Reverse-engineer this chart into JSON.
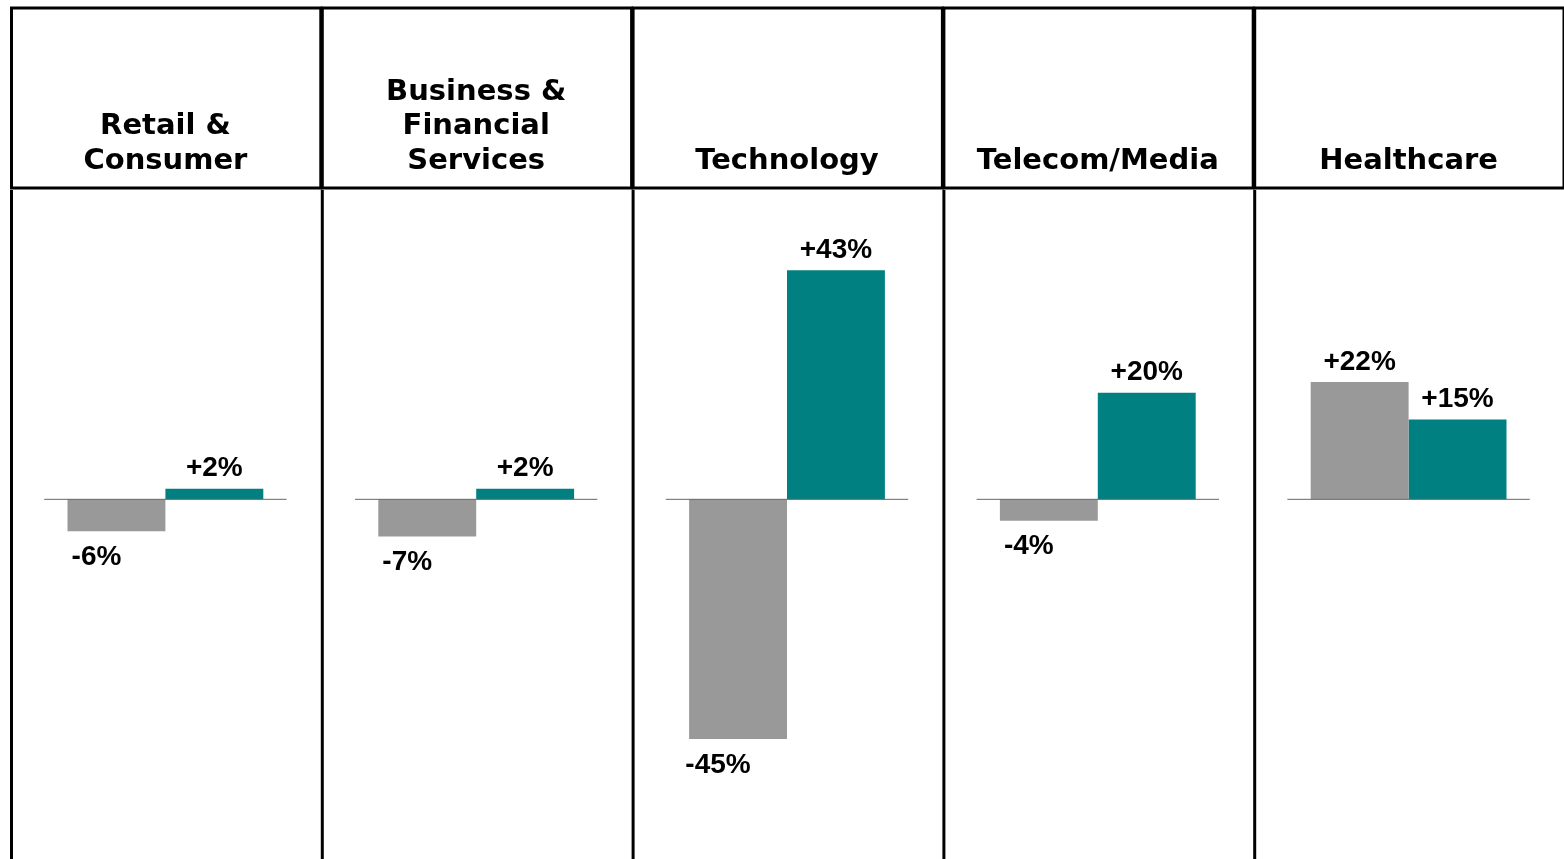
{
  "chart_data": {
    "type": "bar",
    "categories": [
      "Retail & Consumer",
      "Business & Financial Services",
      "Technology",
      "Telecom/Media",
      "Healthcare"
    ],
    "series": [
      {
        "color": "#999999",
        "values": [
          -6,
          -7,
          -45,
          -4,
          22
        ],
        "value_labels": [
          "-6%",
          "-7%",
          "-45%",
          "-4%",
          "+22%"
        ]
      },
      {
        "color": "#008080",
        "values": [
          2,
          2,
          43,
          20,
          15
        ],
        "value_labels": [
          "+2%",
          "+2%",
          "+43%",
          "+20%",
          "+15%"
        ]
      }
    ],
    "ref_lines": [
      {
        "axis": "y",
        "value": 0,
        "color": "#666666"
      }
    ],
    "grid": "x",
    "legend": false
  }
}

...

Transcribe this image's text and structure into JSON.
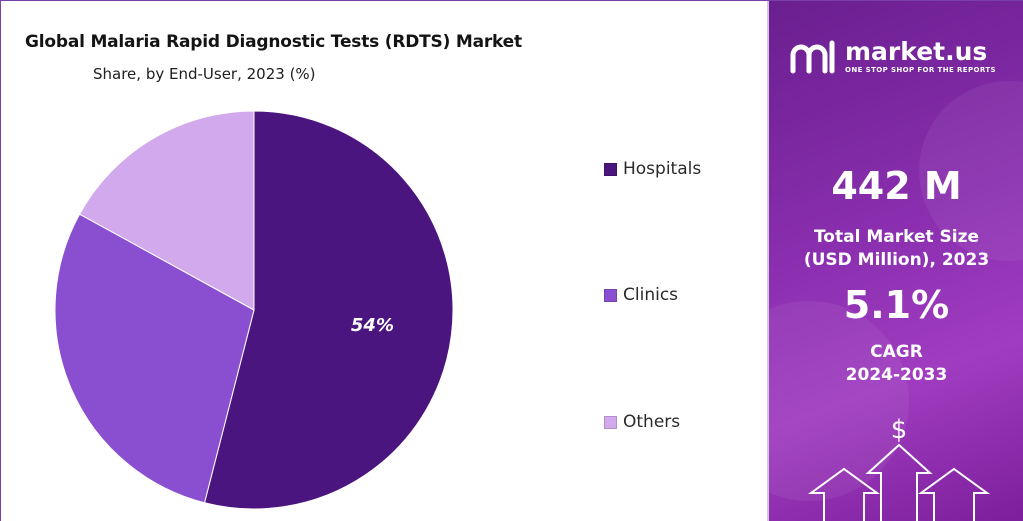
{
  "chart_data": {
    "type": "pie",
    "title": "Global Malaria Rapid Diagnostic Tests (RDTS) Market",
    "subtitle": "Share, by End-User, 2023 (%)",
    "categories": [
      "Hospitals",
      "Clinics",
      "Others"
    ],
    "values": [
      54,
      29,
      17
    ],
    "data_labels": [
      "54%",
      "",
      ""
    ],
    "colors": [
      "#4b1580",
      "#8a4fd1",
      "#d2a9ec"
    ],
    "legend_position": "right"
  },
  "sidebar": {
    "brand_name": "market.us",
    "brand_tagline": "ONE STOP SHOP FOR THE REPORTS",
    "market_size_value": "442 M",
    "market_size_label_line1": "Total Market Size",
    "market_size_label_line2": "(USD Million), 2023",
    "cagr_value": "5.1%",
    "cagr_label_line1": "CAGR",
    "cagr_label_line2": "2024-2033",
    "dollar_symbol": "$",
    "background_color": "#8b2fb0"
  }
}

--

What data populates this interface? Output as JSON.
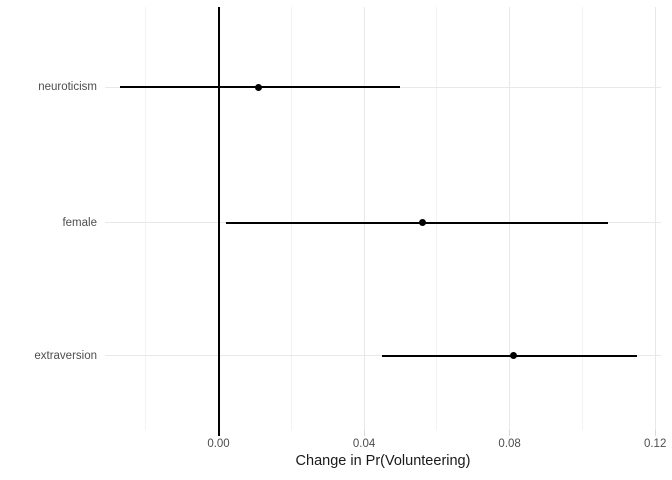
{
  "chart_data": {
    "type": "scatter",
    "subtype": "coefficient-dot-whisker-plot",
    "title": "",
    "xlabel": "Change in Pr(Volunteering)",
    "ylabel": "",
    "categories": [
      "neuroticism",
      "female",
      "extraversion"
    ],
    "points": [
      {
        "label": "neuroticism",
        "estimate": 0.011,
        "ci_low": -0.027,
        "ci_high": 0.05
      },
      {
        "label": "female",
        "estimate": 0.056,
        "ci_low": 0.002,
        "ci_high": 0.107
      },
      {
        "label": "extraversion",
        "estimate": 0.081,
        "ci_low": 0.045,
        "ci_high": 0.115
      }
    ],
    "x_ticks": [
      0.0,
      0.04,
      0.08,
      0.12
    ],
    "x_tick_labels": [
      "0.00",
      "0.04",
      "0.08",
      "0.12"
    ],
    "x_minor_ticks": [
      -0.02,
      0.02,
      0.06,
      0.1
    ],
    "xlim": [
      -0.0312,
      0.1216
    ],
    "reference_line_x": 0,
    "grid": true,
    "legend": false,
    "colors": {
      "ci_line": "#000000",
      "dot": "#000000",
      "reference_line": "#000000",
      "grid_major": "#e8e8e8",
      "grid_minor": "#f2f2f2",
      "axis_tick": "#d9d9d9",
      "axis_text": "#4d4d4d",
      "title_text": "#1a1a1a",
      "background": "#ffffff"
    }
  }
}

TASK BRIEF → In the listing above, how many lines hold the word "into"? Give the number and nothing more.

EXPECTED ANSWER → 2